- _Task to carry out_: Write every line out verbatim and omit the pictures.

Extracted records

[BEGIN]

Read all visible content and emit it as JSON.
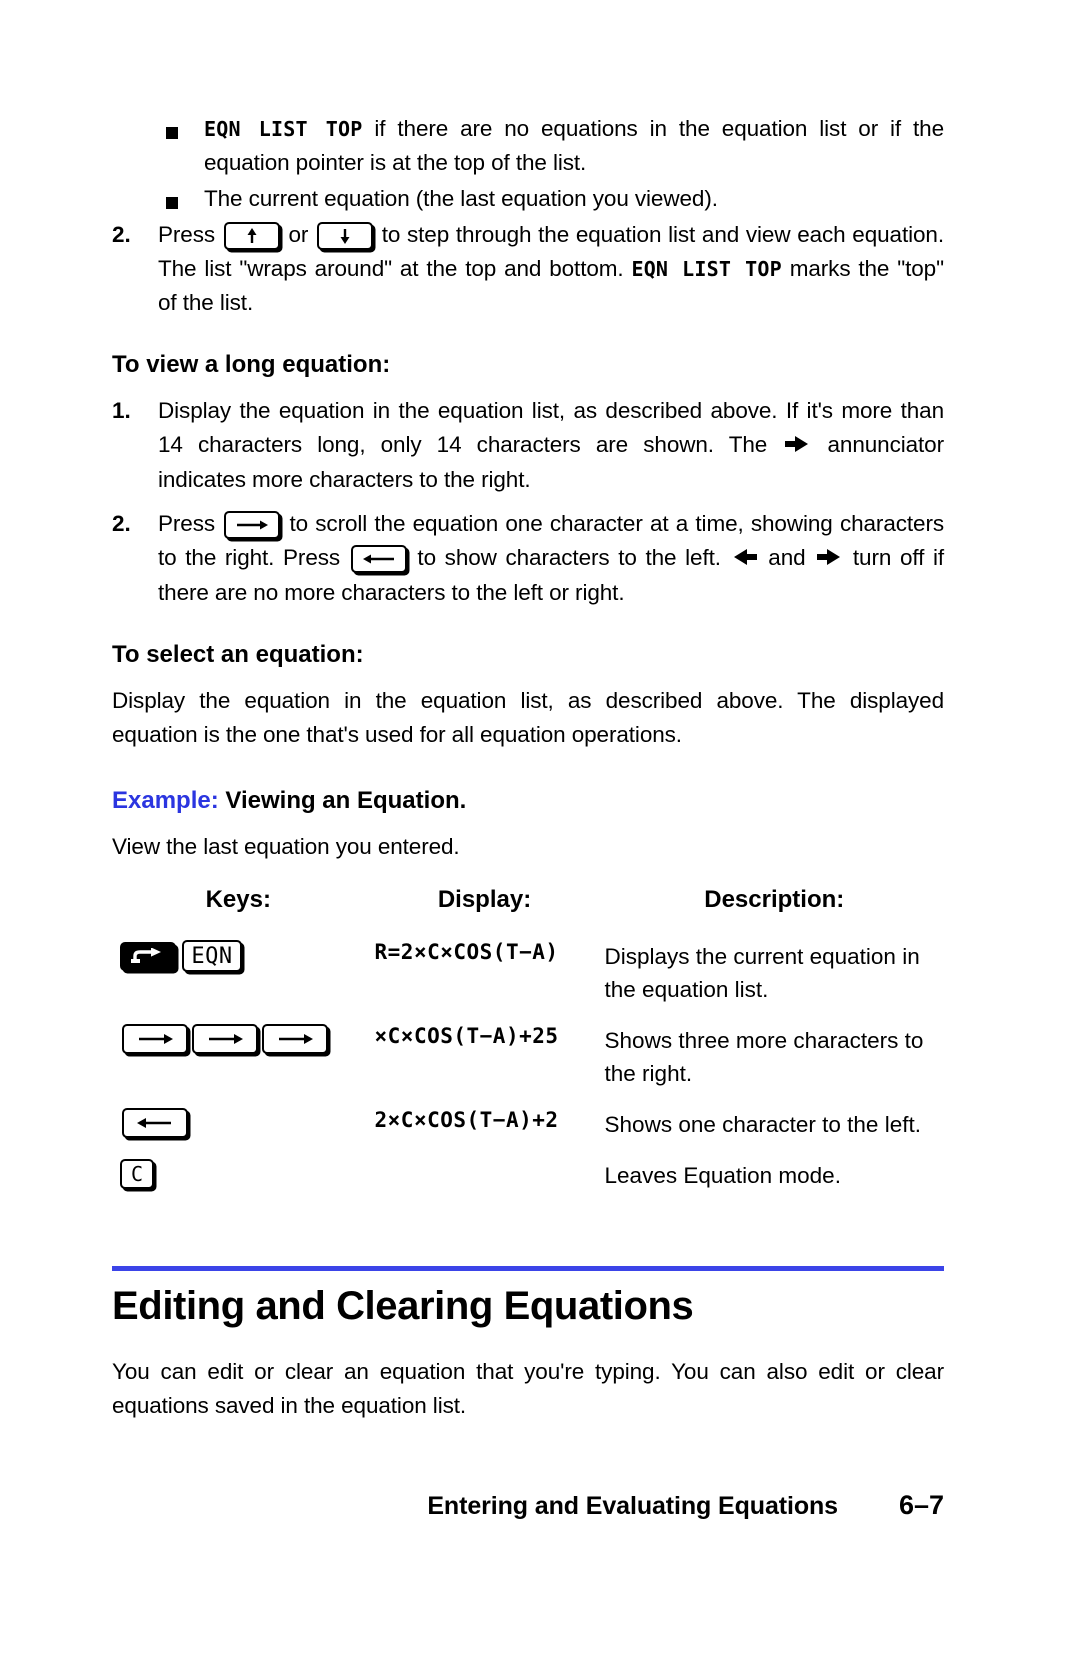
{
  "page": {
    "number": "6–7",
    "footer_title": "Entering and Evaluating Equations",
    "accent_color": "#3b44e8"
  },
  "top_list": {
    "bullets": [
      {
        "lcd": "EQN LIST TOP",
        "text": " if there are no equations in the equation list or if the equation pointer is at the top of the list."
      },
      {
        "lcd": "",
        "text": "The current equation (the last equation you viewed)."
      }
    ],
    "step2": {
      "number": "2.",
      "part1": "Press ",
      "part2": " or ",
      "part3": " to step through the equation list and view each equation. The list \"wraps around\" at the top and bottom. ",
      "lcd": "EQN LIST TOP",
      "part4": " marks the \"top\" of the list.",
      "key_up": "up-arrow-key",
      "key_down": "down-arrow-key"
    }
  },
  "view_long": {
    "heading": "To view a long equation:",
    "step1": {
      "number": "1.",
      "part1": "Display the equation in the equation list, as described above. If it's more than 14 characters long, only 14 characters are shown. The ",
      "part2": " annunciator indicates more characters to the right."
    },
    "step2": {
      "number": "2.",
      "part1": "Press ",
      "part2": " to scroll the equation one character at a time, showing characters to the right. Press ",
      "part3": " to show characters to the left. ",
      "part4": " and ",
      "part5": " turn off if there are no more characters to the left or right."
    }
  },
  "select_eq": {
    "heading": "To select an equation:",
    "body": "Display the equation in the equation list, as described above. The displayed equation is the one that's used for all equation operations."
  },
  "example": {
    "label": "Example:",
    "title": " Viewing an Equation.",
    "intro": "View the last equation you entered.",
    "columns": {
      "keys": "Keys:",
      "display": "Display:",
      "description": "Description:"
    },
    "rows": [
      {
        "keys": [
          "shift-key",
          "eqn-key"
        ],
        "eqn_label": "EQN",
        "display": "R=2×C×COS(T−A)",
        "description": "Displays the current equation in the equation list."
      },
      {
        "keys": [
          "right-arrow-key",
          "right-arrow-key",
          "right-arrow-key"
        ],
        "eqn_label": "",
        "display": "×C×COS(T−A)+25",
        "description": "Shows three more characters to the right."
      },
      {
        "keys": [
          "left-arrow-key"
        ],
        "eqn_label": "",
        "display": "2×C×COS(T−A)+2",
        "description": "Shows one character to the left."
      },
      {
        "keys": [
          "c-key"
        ],
        "eqn_label": "C",
        "display": "",
        "description": "Leaves Equation mode."
      }
    ]
  },
  "editing_section": {
    "heading": "Editing and Clearing Equations",
    "body": "You can edit or clear an equation that you're typing. You can also edit or clear equations saved in the equation list."
  }
}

[END]

- _Written solution_:
Read all visible content and emit it as JSON.
{
  "page": {
    "number": "6–7",
    "footer_title": "Entering and Evaluating Equations",
    "accent_color": "#3b44e8"
  },
  "top_list": {
    "bullets": [
      {
        "lcd": "EQN LIST TOP",
        "text": " if there are no equations in the equation list or if the equation pointer is at the top of the list."
      },
      {
        "lcd": "",
        "text": "The current equation (the last equation you viewed)."
      }
    ],
    "step2": {
      "number": "2.",
      "part1": "Press ",
      "part2": " or ",
      "part3": " to step through the equation list and view each equation. The list \"wraps around\" at the top and bottom. ",
      "lcd": "EQN LIST TOP",
      "part4": " marks the \"top\" of the list.",
      "key_up": "up-arrow-key",
      "key_down": "down-arrow-key"
    }
  },
  "view_long": {
    "heading": "To view a long equation:",
    "step1": {
      "number": "1.",
      "part1": "Display the equation in the equation list, as described above. If it's more than 14 characters long, only 14 characters are shown. The ",
      "part2": " annunciator indicates more characters to the right."
    },
    "step2": {
      "number": "2.",
      "part1": "Press ",
      "part2": " to scroll the equation one character at a time, showing characters to the right. Press ",
      "part3": " to show characters to the left. ",
      "part4": " and ",
      "part5": " turn off if there are no more characters to the left or right."
    }
  },
  "select_eq": {
    "heading": "To select an equation:",
    "body": "Display the equation in the equation list, as described above. The displayed equation is the one that's used for all equation operations."
  },
  "example": {
    "label": "Example:",
    "title": " Viewing an Equation.",
    "intro": "View the last equation you entered.",
    "columns": {
      "keys": "Keys:",
      "display": "Display:",
      "description": "Description:"
    },
    "rows": [
      {
        "keys": [
          "shift-key",
          "eqn-key"
        ],
        "eqn_label": "EQN",
        "display": "R=2×C×COS(T−A)",
        "description": "Displays the current equation in the equation list."
      },
      {
        "keys": [
          "right-arrow-key",
          "right-arrow-key",
          "right-arrow-key"
        ],
        "eqn_label": "",
        "display": "×C×COS(T−A)+25",
        "description": "Shows three more characters to the right."
      },
      {
        "keys": [
          "left-arrow-key"
        ],
        "eqn_label": "",
        "display": "2×C×COS(T−A)+2",
        "description": "Shows one character to the left."
      },
      {
        "keys": [
          "c-key"
        ],
        "eqn_label": "C",
        "display": "",
        "description": "Leaves Equation mode."
      }
    ]
  },
  "editing_section": {
    "heading": "Editing and Clearing Equations",
    "body": "You can edit or clear an equation that you're typing. You can also edit or clear equations saved in the equation list."
  }
}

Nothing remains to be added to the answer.